_WHAT TO WORK ON:_ List each line of the data in which the string "funkcjonalność" appears.

----- PROVIDED RECORDS -----

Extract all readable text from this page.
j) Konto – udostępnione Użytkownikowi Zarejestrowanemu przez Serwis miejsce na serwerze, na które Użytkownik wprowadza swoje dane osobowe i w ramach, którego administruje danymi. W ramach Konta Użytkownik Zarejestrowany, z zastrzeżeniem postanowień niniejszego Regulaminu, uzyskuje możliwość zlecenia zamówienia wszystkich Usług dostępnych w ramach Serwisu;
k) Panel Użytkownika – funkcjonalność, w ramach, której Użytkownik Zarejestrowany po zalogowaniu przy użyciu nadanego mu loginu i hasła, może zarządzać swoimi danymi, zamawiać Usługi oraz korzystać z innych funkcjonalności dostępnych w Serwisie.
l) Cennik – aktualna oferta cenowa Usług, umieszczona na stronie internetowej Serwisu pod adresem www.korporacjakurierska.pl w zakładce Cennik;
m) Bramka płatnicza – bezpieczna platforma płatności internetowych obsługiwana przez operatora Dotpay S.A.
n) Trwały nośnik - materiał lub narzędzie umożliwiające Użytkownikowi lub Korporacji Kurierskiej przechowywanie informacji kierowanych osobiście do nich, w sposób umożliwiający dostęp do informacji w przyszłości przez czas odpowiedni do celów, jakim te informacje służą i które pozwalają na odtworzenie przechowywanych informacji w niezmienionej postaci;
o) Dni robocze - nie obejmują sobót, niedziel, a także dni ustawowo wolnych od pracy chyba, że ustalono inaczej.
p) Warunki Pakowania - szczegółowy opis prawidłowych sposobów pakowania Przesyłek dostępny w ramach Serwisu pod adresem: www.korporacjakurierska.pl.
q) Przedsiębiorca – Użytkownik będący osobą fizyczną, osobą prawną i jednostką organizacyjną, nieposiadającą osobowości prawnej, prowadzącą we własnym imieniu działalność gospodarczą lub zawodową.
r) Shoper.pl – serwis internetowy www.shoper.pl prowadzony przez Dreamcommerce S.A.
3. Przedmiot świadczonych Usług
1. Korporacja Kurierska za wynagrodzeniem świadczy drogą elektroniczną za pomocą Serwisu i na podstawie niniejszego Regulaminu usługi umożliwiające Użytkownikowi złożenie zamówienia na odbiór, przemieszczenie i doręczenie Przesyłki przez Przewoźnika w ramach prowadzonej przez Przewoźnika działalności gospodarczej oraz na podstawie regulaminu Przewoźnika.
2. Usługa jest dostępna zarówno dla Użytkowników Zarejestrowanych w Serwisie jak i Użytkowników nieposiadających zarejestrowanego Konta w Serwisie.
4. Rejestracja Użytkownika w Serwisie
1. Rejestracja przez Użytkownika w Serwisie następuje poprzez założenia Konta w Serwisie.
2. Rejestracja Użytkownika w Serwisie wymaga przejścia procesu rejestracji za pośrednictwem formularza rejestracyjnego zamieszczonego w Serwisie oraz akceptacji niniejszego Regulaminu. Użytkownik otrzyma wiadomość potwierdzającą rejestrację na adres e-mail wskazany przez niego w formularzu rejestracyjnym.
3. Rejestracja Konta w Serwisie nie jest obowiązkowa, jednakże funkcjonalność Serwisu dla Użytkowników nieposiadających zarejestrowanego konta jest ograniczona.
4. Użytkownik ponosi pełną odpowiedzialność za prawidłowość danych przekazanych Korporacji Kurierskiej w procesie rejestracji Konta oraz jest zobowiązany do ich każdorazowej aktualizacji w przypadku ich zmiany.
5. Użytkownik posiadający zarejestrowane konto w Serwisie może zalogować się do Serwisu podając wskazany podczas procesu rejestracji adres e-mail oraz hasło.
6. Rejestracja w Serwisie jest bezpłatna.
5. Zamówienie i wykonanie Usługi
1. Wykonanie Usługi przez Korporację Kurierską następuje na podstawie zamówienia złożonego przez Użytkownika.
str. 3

-----

_EXERCISE ANSWER:_
k) Panel Użytkownika – funkcjonalność, w ramach, której Użytkownik Zarejestrowany po zalogowaniu przy użyciu nadanego mu loginu i hasła, może zarządzać swoimi danymi, zamawiać Usługi oraz korzystać z innych funkcjonalności dostępnych w Serwisie.
3. Rejestracja Konta w Serwisie nie jest obowiązkowa, jednakże funkcjonalność Serwisu dla Użytkowników nieposiadających zarejestrowanego konta jest ograniczona.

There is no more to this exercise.